━━━ Data to process

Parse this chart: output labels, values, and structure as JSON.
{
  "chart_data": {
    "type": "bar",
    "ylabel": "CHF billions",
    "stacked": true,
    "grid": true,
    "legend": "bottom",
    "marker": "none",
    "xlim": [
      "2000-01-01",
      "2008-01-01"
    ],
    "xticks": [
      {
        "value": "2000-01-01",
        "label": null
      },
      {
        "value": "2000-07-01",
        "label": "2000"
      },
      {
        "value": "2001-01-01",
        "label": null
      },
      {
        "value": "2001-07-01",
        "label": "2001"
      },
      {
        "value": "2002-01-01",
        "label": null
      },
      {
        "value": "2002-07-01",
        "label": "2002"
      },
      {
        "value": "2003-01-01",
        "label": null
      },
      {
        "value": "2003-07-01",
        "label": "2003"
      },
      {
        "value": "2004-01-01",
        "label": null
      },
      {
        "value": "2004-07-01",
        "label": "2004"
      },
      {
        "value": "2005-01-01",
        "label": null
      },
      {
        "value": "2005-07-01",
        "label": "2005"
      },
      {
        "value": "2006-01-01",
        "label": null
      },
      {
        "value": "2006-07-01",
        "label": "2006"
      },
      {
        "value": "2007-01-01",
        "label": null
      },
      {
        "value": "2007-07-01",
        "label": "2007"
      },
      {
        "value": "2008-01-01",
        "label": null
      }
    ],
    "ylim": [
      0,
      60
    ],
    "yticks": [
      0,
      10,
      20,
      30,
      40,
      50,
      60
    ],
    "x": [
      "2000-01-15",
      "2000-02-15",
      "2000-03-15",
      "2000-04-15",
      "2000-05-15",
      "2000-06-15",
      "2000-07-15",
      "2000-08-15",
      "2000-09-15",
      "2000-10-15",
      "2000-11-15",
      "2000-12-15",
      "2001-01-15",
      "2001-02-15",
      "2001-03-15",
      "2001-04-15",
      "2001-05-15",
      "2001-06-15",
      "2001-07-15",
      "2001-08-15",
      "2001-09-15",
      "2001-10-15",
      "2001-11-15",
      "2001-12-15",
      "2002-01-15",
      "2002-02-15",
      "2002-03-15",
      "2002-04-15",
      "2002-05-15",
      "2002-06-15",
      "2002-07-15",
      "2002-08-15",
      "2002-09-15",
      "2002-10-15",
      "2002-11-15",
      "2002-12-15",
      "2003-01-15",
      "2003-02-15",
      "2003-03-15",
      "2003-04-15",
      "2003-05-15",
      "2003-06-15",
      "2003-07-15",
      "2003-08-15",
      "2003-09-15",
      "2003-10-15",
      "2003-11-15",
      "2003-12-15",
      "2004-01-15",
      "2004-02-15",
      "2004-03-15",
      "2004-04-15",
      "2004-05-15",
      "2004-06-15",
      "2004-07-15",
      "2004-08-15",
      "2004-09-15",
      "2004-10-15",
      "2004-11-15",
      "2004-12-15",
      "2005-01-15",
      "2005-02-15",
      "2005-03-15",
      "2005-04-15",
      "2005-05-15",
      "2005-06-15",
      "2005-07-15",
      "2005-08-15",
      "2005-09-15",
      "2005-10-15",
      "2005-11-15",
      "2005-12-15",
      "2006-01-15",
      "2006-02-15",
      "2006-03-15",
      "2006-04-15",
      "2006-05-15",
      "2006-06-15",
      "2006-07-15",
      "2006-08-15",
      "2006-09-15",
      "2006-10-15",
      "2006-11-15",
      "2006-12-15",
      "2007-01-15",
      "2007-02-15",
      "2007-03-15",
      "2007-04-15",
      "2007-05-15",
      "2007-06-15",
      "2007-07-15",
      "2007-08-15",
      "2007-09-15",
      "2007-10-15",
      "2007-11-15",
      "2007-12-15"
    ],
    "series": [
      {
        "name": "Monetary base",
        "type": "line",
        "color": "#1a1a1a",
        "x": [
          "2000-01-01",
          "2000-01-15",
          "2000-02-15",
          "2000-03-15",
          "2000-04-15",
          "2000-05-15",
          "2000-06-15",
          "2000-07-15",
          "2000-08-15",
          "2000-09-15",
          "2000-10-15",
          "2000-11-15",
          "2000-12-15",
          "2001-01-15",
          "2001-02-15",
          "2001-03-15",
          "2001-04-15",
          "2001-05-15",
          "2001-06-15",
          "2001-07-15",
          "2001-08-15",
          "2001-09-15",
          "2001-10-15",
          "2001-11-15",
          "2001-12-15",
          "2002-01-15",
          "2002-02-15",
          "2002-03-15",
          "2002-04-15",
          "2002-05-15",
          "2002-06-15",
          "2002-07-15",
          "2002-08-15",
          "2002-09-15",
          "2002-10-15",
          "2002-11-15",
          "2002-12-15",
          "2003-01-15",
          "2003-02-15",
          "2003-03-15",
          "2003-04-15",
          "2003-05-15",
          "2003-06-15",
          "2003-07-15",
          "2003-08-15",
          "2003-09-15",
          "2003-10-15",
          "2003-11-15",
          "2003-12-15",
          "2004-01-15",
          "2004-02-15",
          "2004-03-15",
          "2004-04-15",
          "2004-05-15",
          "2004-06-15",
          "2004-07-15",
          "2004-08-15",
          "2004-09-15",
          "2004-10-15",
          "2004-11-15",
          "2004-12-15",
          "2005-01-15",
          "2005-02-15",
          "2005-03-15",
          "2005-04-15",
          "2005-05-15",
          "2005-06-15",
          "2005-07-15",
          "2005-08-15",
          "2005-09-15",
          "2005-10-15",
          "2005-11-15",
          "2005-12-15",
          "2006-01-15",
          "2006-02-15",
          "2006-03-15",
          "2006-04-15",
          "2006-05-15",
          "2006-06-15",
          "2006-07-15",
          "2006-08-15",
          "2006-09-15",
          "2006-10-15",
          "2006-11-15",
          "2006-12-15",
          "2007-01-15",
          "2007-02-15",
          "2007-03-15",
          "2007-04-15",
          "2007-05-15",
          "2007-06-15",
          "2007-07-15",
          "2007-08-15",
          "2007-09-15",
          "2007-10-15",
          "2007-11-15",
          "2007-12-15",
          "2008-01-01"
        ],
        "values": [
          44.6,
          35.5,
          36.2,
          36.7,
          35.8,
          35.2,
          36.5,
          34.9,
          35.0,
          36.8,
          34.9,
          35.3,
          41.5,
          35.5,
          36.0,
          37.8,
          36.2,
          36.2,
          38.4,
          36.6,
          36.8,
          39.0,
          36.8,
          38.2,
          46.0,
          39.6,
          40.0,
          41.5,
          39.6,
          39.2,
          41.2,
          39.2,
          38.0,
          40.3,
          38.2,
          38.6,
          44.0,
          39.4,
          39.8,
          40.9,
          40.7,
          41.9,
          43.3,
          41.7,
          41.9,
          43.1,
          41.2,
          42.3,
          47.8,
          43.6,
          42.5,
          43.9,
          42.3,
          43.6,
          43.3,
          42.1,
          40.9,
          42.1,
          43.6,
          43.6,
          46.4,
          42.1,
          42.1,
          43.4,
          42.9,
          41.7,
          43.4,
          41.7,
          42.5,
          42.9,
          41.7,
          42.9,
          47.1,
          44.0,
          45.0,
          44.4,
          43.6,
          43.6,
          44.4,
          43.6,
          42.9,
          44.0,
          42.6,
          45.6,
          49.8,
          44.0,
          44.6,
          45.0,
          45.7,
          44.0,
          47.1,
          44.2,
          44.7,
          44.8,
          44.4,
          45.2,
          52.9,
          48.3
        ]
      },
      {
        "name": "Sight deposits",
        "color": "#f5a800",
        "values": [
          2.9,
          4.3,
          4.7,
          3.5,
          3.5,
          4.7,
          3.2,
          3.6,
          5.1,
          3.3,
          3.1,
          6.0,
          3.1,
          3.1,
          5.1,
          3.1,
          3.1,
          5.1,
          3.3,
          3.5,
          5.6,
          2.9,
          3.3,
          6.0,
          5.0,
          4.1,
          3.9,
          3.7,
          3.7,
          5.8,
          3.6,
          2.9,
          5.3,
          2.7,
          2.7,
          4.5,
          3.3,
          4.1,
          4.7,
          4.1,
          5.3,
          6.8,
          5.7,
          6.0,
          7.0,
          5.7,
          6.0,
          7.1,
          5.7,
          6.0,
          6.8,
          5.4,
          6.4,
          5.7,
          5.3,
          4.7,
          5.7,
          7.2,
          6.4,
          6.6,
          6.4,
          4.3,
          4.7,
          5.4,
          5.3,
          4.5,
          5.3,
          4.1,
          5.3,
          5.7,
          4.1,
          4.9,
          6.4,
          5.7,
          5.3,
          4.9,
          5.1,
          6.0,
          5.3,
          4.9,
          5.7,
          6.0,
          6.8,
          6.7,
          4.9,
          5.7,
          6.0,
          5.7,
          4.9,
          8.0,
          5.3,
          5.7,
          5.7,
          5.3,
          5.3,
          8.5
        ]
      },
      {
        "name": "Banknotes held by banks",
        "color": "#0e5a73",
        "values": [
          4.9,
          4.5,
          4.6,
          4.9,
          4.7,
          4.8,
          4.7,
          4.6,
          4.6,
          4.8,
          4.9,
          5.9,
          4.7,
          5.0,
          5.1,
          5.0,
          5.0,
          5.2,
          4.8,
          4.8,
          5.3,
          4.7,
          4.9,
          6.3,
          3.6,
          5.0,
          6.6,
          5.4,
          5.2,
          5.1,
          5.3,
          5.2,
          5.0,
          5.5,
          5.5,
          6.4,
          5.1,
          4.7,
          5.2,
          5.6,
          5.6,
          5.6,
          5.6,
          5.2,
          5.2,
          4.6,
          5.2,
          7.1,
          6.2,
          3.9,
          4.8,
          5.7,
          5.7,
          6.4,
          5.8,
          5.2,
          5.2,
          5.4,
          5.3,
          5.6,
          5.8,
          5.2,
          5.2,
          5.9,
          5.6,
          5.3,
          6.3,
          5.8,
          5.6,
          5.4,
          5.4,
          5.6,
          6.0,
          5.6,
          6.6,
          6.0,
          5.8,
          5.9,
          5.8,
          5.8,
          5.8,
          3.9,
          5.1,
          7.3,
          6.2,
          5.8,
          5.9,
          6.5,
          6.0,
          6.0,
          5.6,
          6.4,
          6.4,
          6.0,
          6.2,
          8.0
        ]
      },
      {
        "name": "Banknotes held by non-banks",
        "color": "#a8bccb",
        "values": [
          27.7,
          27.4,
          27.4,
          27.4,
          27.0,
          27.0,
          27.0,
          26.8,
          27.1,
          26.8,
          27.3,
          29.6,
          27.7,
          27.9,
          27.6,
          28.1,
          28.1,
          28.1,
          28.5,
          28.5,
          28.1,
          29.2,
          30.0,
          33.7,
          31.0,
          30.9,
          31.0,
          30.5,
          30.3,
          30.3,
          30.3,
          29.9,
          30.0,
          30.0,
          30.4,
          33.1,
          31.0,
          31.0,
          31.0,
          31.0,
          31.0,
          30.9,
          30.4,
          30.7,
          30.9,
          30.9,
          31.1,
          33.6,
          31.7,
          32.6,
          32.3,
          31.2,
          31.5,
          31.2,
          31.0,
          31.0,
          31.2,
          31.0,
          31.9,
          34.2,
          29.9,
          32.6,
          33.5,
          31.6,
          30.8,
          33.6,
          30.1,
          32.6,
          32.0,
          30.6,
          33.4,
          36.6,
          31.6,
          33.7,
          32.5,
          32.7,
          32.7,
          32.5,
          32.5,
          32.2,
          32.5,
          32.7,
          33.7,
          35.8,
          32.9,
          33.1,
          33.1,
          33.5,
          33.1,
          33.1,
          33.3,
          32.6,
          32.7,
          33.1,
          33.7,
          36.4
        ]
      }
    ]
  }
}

━━━━━━

_Task statement_
Using the records above, list each line that includes "name".

_Answer in full_
        "name": "Monetary base",
        "name": "Sight deposits",
        "name": "Banknotes held by banks",
        "name": "Banknotes held by non-banks",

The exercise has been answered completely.